◆ Short problem:
Quote the records that follow in full and exactly; leave out the pictures.

◆ Entries provided:
***

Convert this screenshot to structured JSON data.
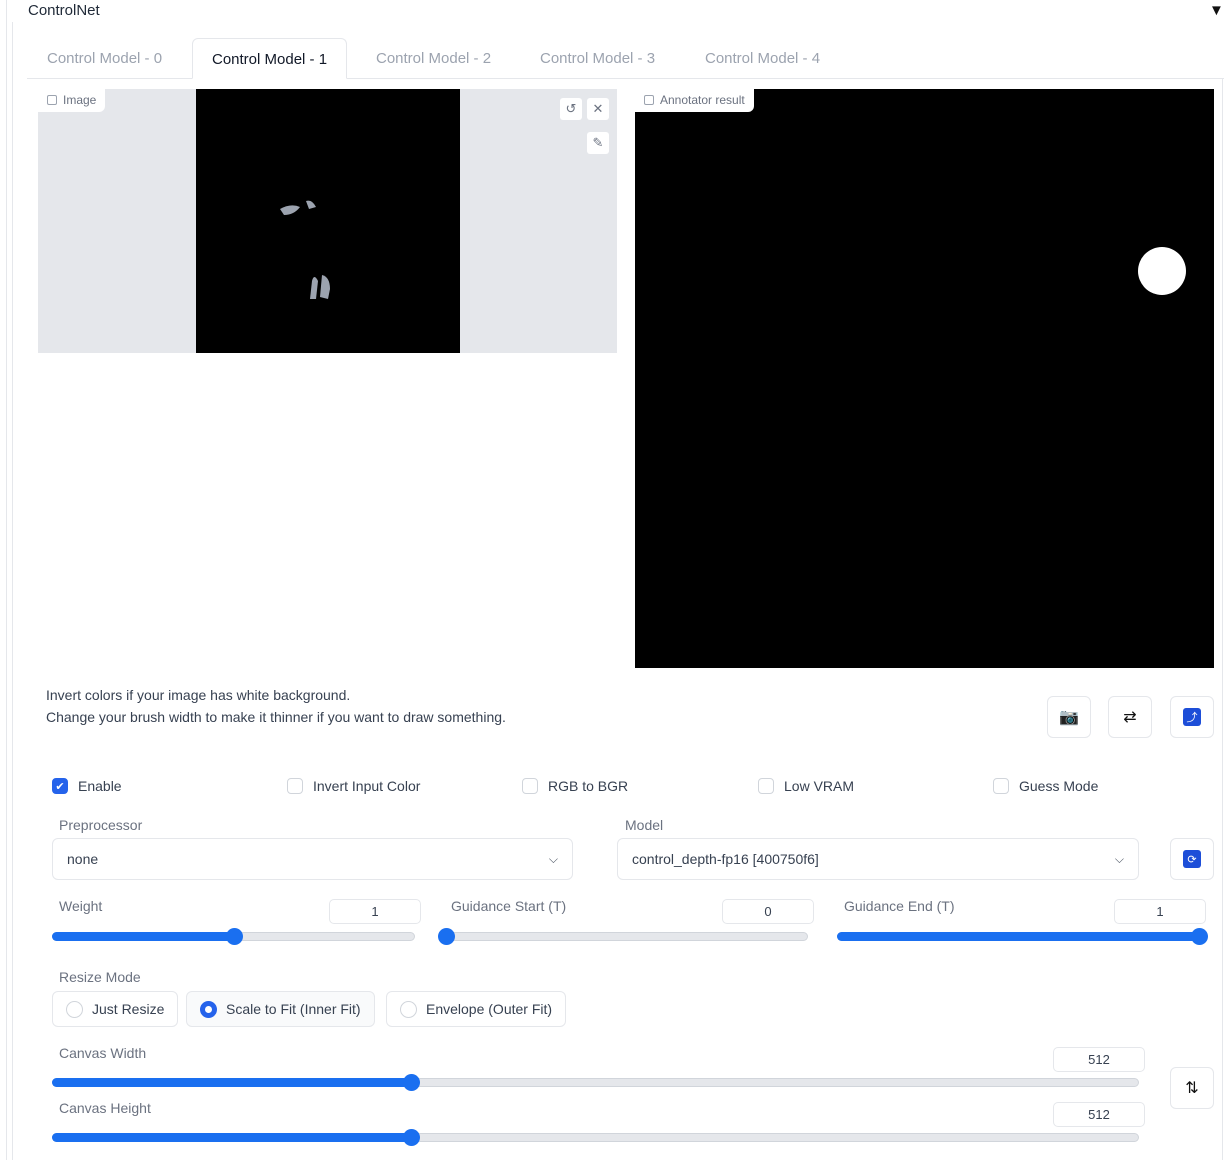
{
  "header": {
    "title": "ControlNet",
    "collapse_icon": "triangle-down-icon"
  },
  "tabs": [
    {
      "label": "Control Model - 0",
      "active": false
    },
    {
      "label": "Control Model - 1",
      "active": true
    },
    {
      "label": "Control Model - 2",
      "active": false
    },
    {
      "label": "Control Model - 3",
      "active": false
    },
    {
      "label": "Control Model - 4",
      "active": false
    }
  ],
  "image_panel": {
    "label": "Image",
    "tools": [
      "undo-icon",
      "close-icon",
      "brush-icon"
    ]
  },
  "annotator_panel": {
    "label": "Annotator result"
  },
  "hints": [
    "Invert colors if your image has white background.",
    "Change your brush width to make it thinner if you want to draw something."
  ],
  "actions": [
    "camera-icon",
    "swap-icon",
    "upload-icon"
  ],
  "checkboxes": [
    {
      "label": "Enable",
      "checked": true
    },
    {
      "label": "Invert Input Color",
      "checked": false
    },
    {
      "label": "RGB to BGR",
      "checked": false
    },
    {
      "label": "Low VRAM",
      "checked": false
    },
    {
      "label": "Guess Mode",
      "checked": false
    }
  ],
  "preprocessor": {
    "label": "Preprocessor",
    "value": "none"
  },
  "model": {
    "label": "Model",
    "value": "control_depth-fp16 [400750f6]",
    "refresh_icon": "refresh-icon"
  },
  "sliders": {
    "weight": {
      "label": "Weight",
      "value": "1",
      "fraction": 0.5
    },
    "guidance_start": {
      "label": "Guidance Start (T)",
      "value": "0",
      "fraction": 0.0
    },
    "guidance_end": {
      "label": "Guidance End (T)",
      "value": "1",
      "fraction": 1.0
    },
    "canvas_width": {
      "label": "Canvas Width",
      "value": "512",
      "fraction": 0.33
    },
    "canvas_height": {
      "label": "Canvas Height",
      "value": "512",
      "fraction": 0.33
    }
  },
  "resize_mode": {
    "label": "Resize Mode",
    "options": [
      {
        "label": "Just Resize",
        "selected": false
      },
      {
        "label": "Scale to Fit (Inner Fit)",
        "selected": true
      },
      {
        "label": "Envelope (Outer Fit)",
        "selected": false
      }
    ]
  },
  "swap_dims_icon": "swap-vertical-icon",
  "colors": {
    "accent": "#1a6ff0",
    "checkbox": "#2563eb",
    "panel_bg": "#e5e7eb"
  }
}
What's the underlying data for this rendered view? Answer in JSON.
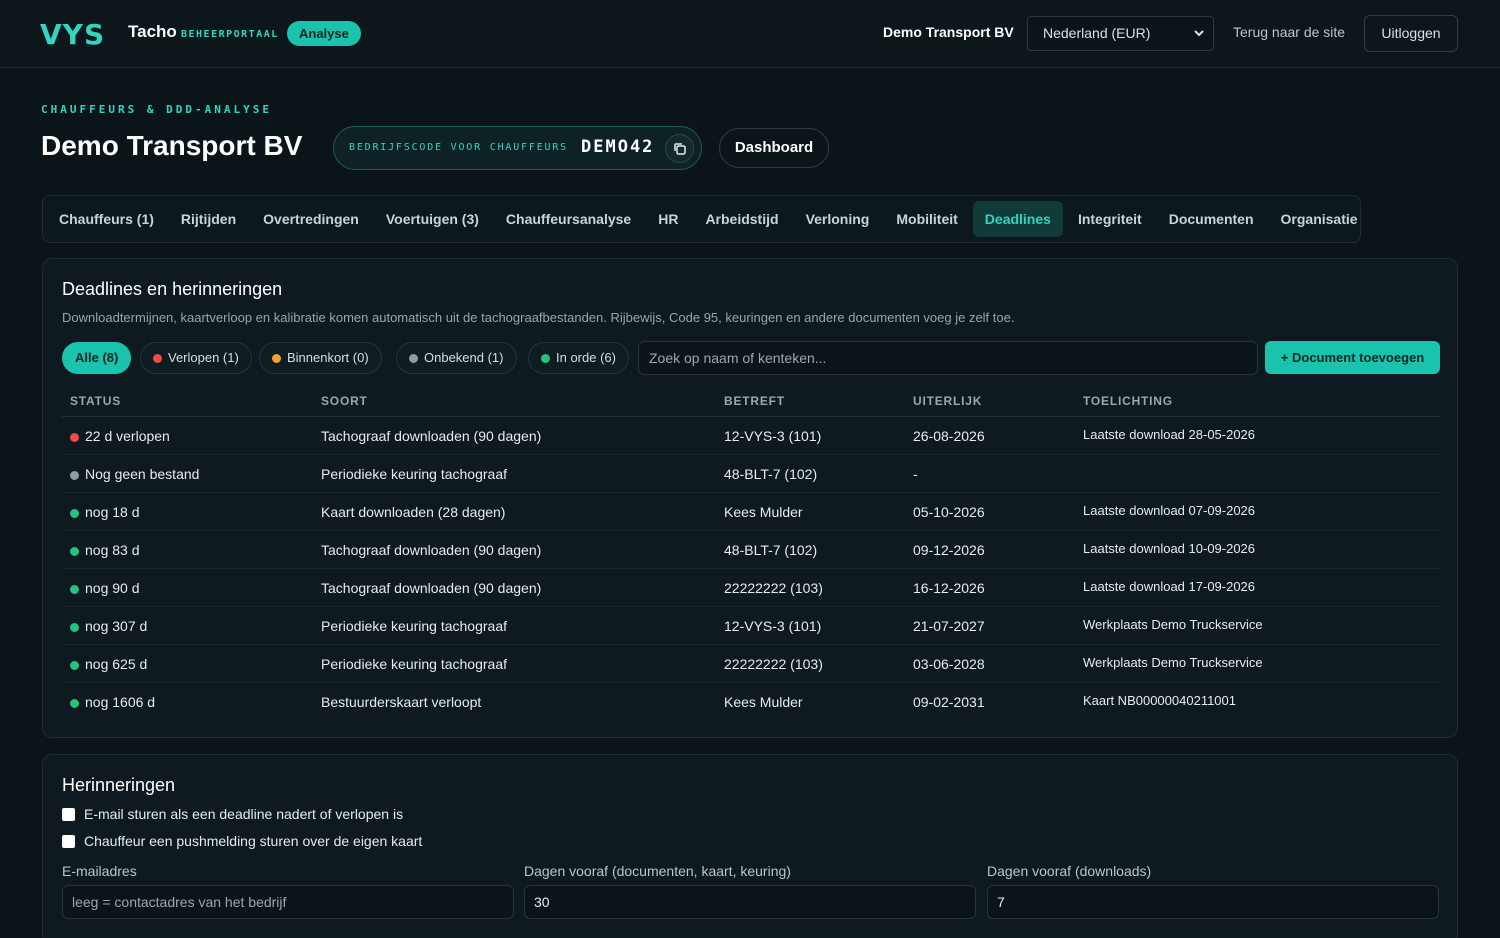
{
  "header": {
    "logo_text": "VYS",
    "brand": "Tacho",
    "brand_sub": "BEHEERPORTAAL",
    "badge": "Analyse",
    "company": "Demo Transport BV",
    "country": "Nederland (EUR)",
    "back_link": "Terug naar de site",
    "logout": "Uitloggen"
  },
  "page": {
    "eyebrow": "CHAUFFEURS & DDD-ANALYSE",
    "title": "Demo Transport BV",
    "code_label": "BEDRIJFSCODE VOOR CHAUFFEURS",
    "code_value": "DEMO42",
    "dashboard_button": "Dashboard"
  },
  "tabs": [
    {
      "label": "Chauffeurs (1)"
    },
    {
      "label": "Rijtijden"
    },
    {
      "label": "Overtredingen"
    },
    {
      "label": "Voertuigen (3)"
    },
    {
      "label": "Chauffeursanalyse"
    },
    {
      "label": "HR"
    },
    {
      "label": "Arbeidstijd"
    },
    {
      "label": "Verloning"
    },
    {
      "label": "Mobiliteit"
    },
    {
      "label": "Deadlines",
      "active": true
    },
    {
      "label": "Integriteit"
    },
    {
      "label": "Documenten"
    },
    {
      "label": "Organisatie"
    }
  ],
  "deadlines": {
    "title": "Deadlines en herinneringen",
    "description": "Downloadtermijnen, kaartverloop en kalibratie komen automatisch uit de tachograafbestanden. Rijbewijs, Code 95, keuringen en andere documenten voeg je zelf toe.",
    "filters": [
      {
        "label": "Alle (8)",
        "active": true
      },
      {
        "label": "Verlopen (1)",
        "color": "#f04a4a"
      },
      {
        "label": "Binnenkort (0)",
        "color": "#f4a32a"
      },
      {
        "label": "Onbekend (1)",
        "color": "#8f9ca1"
      },
      {
        "label": "In orde (6)",
        "color": "#22c57a"
      }
    ],
    "search_placeholder": "Zoek op naam of kenteken...",
    "add_button": "+ Document toevoegen",
    "columns": [
      "STATUS",
      "SOORT",
      "BETREFT",
      "UITERLIJK",
      "TOELICHTING"
    ],
    "rows": [
      {
        "status": "22 d verlopen",
        "color": "#f04a4a",
        "type": "Tachograaf downloaden (90 dagen)",
        "subject": "12-VYS-3 (101)",
        "due": "26-08-2026",
        "note": "Laatste download 28-05-2026"
      },
      {
        "status": "Nog geen bestand",
        "color": "#8f9ca1",
        "type": "Periodieke keuring tachograaf",
        "subject": "48-BLT-7 (102)",
        "due": "-",
        "note": ""
      },
      {
        "status": "nog 18 d",
        "color": "#22c57a",
        "type": "Kaart downloaden (28 dagen)",
        "subject": "Kees Mulder",
        "due": "05-10-2026",
        "note": "Laatste download 07-09-2026"
      },
      {
        "status": "nog 83 d",
        "color": "#22c57a",
        "type": "Tachograaf downloaden (90 dagen)",
        "subject": "48-BLT-7 (102)",
        "due": "09-12-2026",
        "note": "Laatste download 10-09-2026"
      },
      {
        "status": "nog 90 d",
        "color": "#22c57a",
        "type": "Tachograaf downloaden (90 dagen)",
        "subject": "22222222 (103)",
        "due": "16-12-2026",
        "note": "Laatste download 17-09-2026"
      },
      {
        "status": "nog 307 d",
        "color": "#22c57a",
        "type": "Periodieke keuring tachograaf",
        "subject": "12-VYS-3 (101)",
        "due": "21-07-2027",
        "note": "Werkplaats Demo Truckservice"
      },
      {
        "status": "nog 625 d",
        "color": "#22c57a",
        "type": "Periodieke keuring tachograaf",
        "subject": "22222222 (103)",
        "due": "03-06-2028",
        "note": "Werkplaats Demo Truckservice"
      },
      {
        "status": "nog 1606 d",
        "color": "#22c57a",
        "type": "Bestuurderskaart verloopt",
        "subject": "Kees Mulder",
        "due": "09-02-2031",
        "note": "Kaart NB00000040211001"
      }
    ]
  },
  "reminders": {
    "title": "Herinneringen",
    "email_check": "E-mail sturen als een deadline nadert of verlopen is",
    "push_check": "Chauffeur een pushmelding sturen over de eigen kaart",
    "email_label": "E-mailadres",
    "email_placeholder": "leeg = contactadres van het bedrijf",
    "days_docs_label": "Dagen vooraf (documenten, kaart, keuring)",
    "days_docs_value": "30",
    "days_dl_label": "Dagen vooraf (downloads)",
    "days_dl_value": "7"
  }
}
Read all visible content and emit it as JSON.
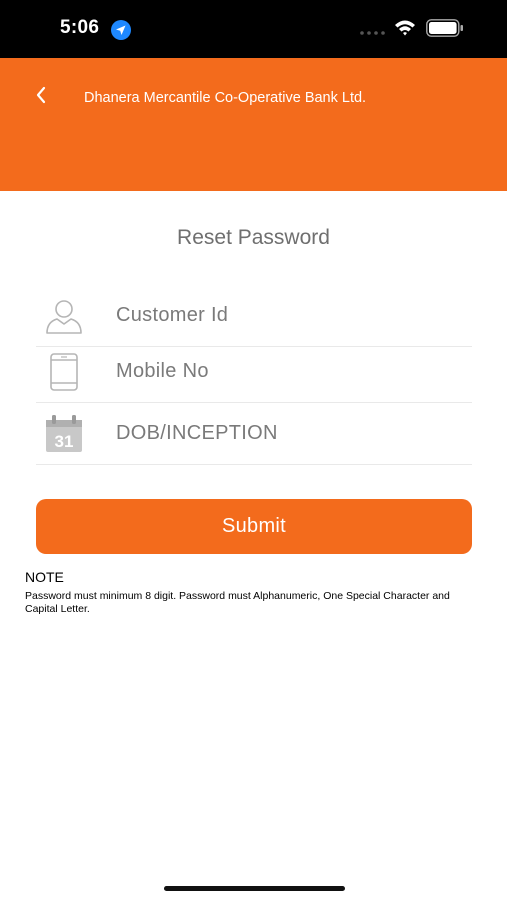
{
  "status_bar": {
    "time": "5:06"
  },
  "header": {
    "title": "Dhanera Mercantile Co-Operative Bank Ltd.",
    "back_icon": "chevron-left-icon",
    "background_color": "#f36b1c"
  },
  "page": {
    "title": "Reset Password"
  },
  "form": {
    "customer_id": {
      "placeholder": "Customer Id",
      "value": "",
      "icon": "user-icon"
    },
    "mobile_no": {
      "placeholder": "Mobile No",
      "value": "",
      "icon": "mobile-phone-icon"
    },
    "dob": {
      "placeholder": "DOB/INCEPTION",
      "value": "",
      "icon": "calendar-icon",
      "icon_text": "31"
    }
  },
  "submit": {
    "label": "Submit"
  },
  "note": {
    "heading": "NOTE",
    "text": "Password must minimum 8 digit. Password must Alphanumeric, One Special Character and Capital Letter."
  }
}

***

◆ The result:
Convert this screenshot to structured JSON data.
{
  "header": {
    "title": "ControlNet",
    "collapse_icon": "triangle-down-icon"
  },
  "tabs": [
    {
      "label": "Control Model - 0",
      "active": false
    },
    {
      "label": "Control Model - 1",
      "active": true
    },
    {
      "label": "Control Model - 2",
      "active": false
    },
    {
      "label": "Control Model - 3",
      "active": false
    },
    {
      "label": "Control Model - 4",
      "active": false
    }
  ],
  "image_panel": {
    "label": "Image",
    "tools": [
      "undo-icon",
      "close-icon",
      "brush-icon"
    ]
  },
  "annotator_panel": {
    "label": "Annotator result"
  },
  "hints": [
    "Invert colors if your image has white background.",
    "Change your brush width to make it thinner if you want to draw something."
  ],
  "actions": [
    "camera-icon",
    "swap-icon",
    "upload-icon"
  ],
  "checkboxes": [
    {
      "label": "Enable",
      "checked": true
    },
    {
      "label": "Invert Input Color",
      "checked": false
    },
    {
      "label": "RGB to BGR",
      "checked": false
    },
    {
      "label": "Low VRAM",
      "checked": false
    },
    {
      "label": "Guess Mode",
      "checked": false
    }
  ],
  "preprocessor": {
    "label": "Preprocessor",
    "value": "none"
  },
  "model": {
    "label": "Model",
    "value": "control_depth-fp16 [400750f6]",
    "refresh_icon": "refresh-icon"
  },
  "sliders": {
    "weight": {
      "label": "Weight",
      "value": "1",
      "fraction": 0.5
    },
    "guidance_start": {
      "label": "Guidance Start (T)",
      "value": "0",
      "fraction": 0.0
    },
    "guidance_end": {
      "label": "Guidance End (T)",
      "value": "1",
      "fraction": 1.0
    },
    "canvas_width": {
      "label": "Canvas Width",
      "value": "512",
      "fraction": 0.33
    },
    "canvas_height": {
      "label": "Canvas Height",
      "value": "512",
      "fraction": 0.33
    }
  },
  "resize_mode": {
    "label": "Resize Mode",
    "options": [
      {
        "label": "Just Resize",
        "selected": false
      },
      {
        "label": "Scale to Fit (Inner Fit)",
        "selected": true
      },
      {
        "label": "Envelope (Outer Fit)",
        "selected": false
      }
    ]
  },
  "swap_dims_icon": "swap-vertical-icon",
  "colors": {
    "accent": "#1a6ff0",
    "checkbox": "#2563eb",
    "panel_bg": "#e5e7eb"
  }
}
What's the underlying data for this rendered view? Answer in JSON.
{
  "header": {
    "logo_text": "VYS",
    "brand": "Tacho",
    "brand_sub": "BEHEERPORTAAL",
    "badge": "Analyse",
    "company": "Demo Transport BV",
    "country": "Nederland (EUR)",
    "back_link": "Terug naar de site",
    "logout": "Uitloggen"
  },
  "page": {
    "eyebrow": "CHAUFFEURS & DDD-ANALYSE",
    "title": "Demo Transport BV",
    "code_label": "BEDRIJFSCODE VOOR CHAUFFEURS",
    "code_value": "DEMO42",
    "dashboard_button": "Dashboard"
  },
  "tabs": [
    {
      "label": "Chauffeurs (1)"
    },
    {
      "label": "Rijtijden"
    },
    {
      "label": "Overtredingen"
    },
    {
      "label": "Voertuigen (3)"
    },
    {
      "label": "Chauffeursanalyse"
    },
    {
      "label": "HR"
    },
    {
      "label": "Arbeidstijd"
    },
    {
      "label": "Verloning"
    },
    {
      "label": "Mobiliteit"
    },
    {
      "label": "Deadlines",
      "active": true
    },
    {
      "label": "Integriteit"
    },
    {
      "label": "Documenten"
    },
    {
      "label": "Organisatie"
    }
  ],
  "deadlines": {
    "title": "Deadlines en herinneringen",
    "description": "Downloadtermijnen, kaartverloop en kalibratie komen automatisch uit de tachograafbestanden. Rijbewijs, Code 95, keuringen en andere documenten voeg je zelf toe.",
    "filters": [
      {
        "label": "Alle (8)",
        "active": true
      },
      {
        "label": "Verlopen (1)",
        "color": "#f04a4a"
      },
      {
        "label": "Binnenkort (0)",
        "color": "#f4a32a"
      },
      {
        "label": "Onbekend (1)",
        "color": "#8f9ca1"
      },
      {
        "label": "In orde (6)",
        "color": "#22c57a"
      }
    ],
    "search_placeholder": "Zoek op naam of kenteken...",
    "add_button": "+ Document toevoegen",
    "columns": [
      "STATUS",
      "SOORT",
      "BETREFT",
      "UITERLIJK",
      "TOELICHTING"
    ],
    "rows": [
      {
        "status": "22 d verlopen",
        "color": "#f04a4a",
        "type": "Tachograaf downloaden (90 dagen)",
        "subject": "12-VYS-3 (101)",
        "due": "26-08-2026",
        "note": "Laatste download 28-05-2026"
      },
      {
        "status": "Nog geen bestand",
        "color": "#8f9ca1",
        "type": "Periodieke keuring tachograaf",
        "subject": "48-BLT-7 (102)",
        "due": "-",
        "note": ""
      },
      {
        "status": "nog 18 d",
        "color": "#22c57a",
        "type": "Kaart downloaden (28 dagen)",
        "subject": "Kees Mulder",
        "due": "05-10-2026",
        "note": "Laatste download 07-09-2026"
      },
      {
        "status": "nog 83 d",
        "color": "#22c57a",
        "type": "Tachograaf downloaden (90 dagen)",
        "subject": "48-BLT-7 (102)",
        "due": "09-12-2026",
        "note": "Laatste download 10-09-2026"
      },
      {
        "status": "nog 90 d",
        "color": "#22c57a",
        "type": "Tachograaf downloaden (90 dagen)",
        "subject": "22222222 (103)",
        "due": "16-12-2026",
        "note": "Laatste download 17-09-2026"
      },
      {
        "status": "nog 307 d",
        "color": "#22c57a",
        "type": "Periodieke keuring tachograaf",
        "subject": "12-VYS-3 (101)",
        "due": "21-07-2027",
        "note": "Werkplaats Demo Truckservice"
      },
      {
        "status": "nog 625 d",
        "color": "#22c57a",
        "type": "Periodieke keuring tachograaf",
        "subject": "22222222 (103)",
        "due": "03-06-2028",
        "note": "Werkplaats Demo Truckservice"
      },
      {
        "status": "nog 1606 d",
        "color": "#22c57a",
        "type": "Bestuurderskaart verloopt",
        "subject": "Kees Mulder",
        "due": "09-02-2031",
        "note": "Kaart NB00000040211001"
      }
    ]
  },
  "reminders": {
    "title": "Herinneringen",
    "email_check": "E-mail sturen als een deadline nadert of verlopen is",
    "push_check": "Chauffeur een pushmelding sturen over de eigen kaart",
    "email_label": "E-mailadres",
    "email_placeholder": "leeg = contactadres van het bedrijf",
    "days_docs_label": "Dagen vooraf (documenten, kaart, keuring)",
    "days_docs_value": "30",
    "days_dl_label": "Dagen vooraf (downloads)",
    "days_dl_value": "7"
  }
}
Read all visible content and emit it as JSON.
{
  "status_bar": {
    "time": "5:06"
  },
  "header": {
    "title": "Dhanera Mercantile Co-Operative Bank Ltd.",
    "back_icon": "chevron-left-icon",
    "background_color": "#f36b1c"
  },
  "page": {
    "title": "Reset Password"
  },
  "form": {
    "customer_id": {
      "placeholder": "Customer Id",
      "value": "",
      "icon": "user-icon"
    },
    "mobile_no": {
      "placeholder": "Mobile No",
      "value": "",
      "icon": "mobile-phone-icon"
    },
    "dob": {
      "placeholder": "DOB/INCEPTION",
      "value": "",
      "icon": "calendar-icon",
      "icon_text": "31"
    }
  },
  "submit": {
    "label": "Submit"
  },
  "note": {
    "heading": "NOTE",
    "text": "Password must minimum 8 digit. Password must Alphanumeric, One Special Character and Capital Letter."
  }
}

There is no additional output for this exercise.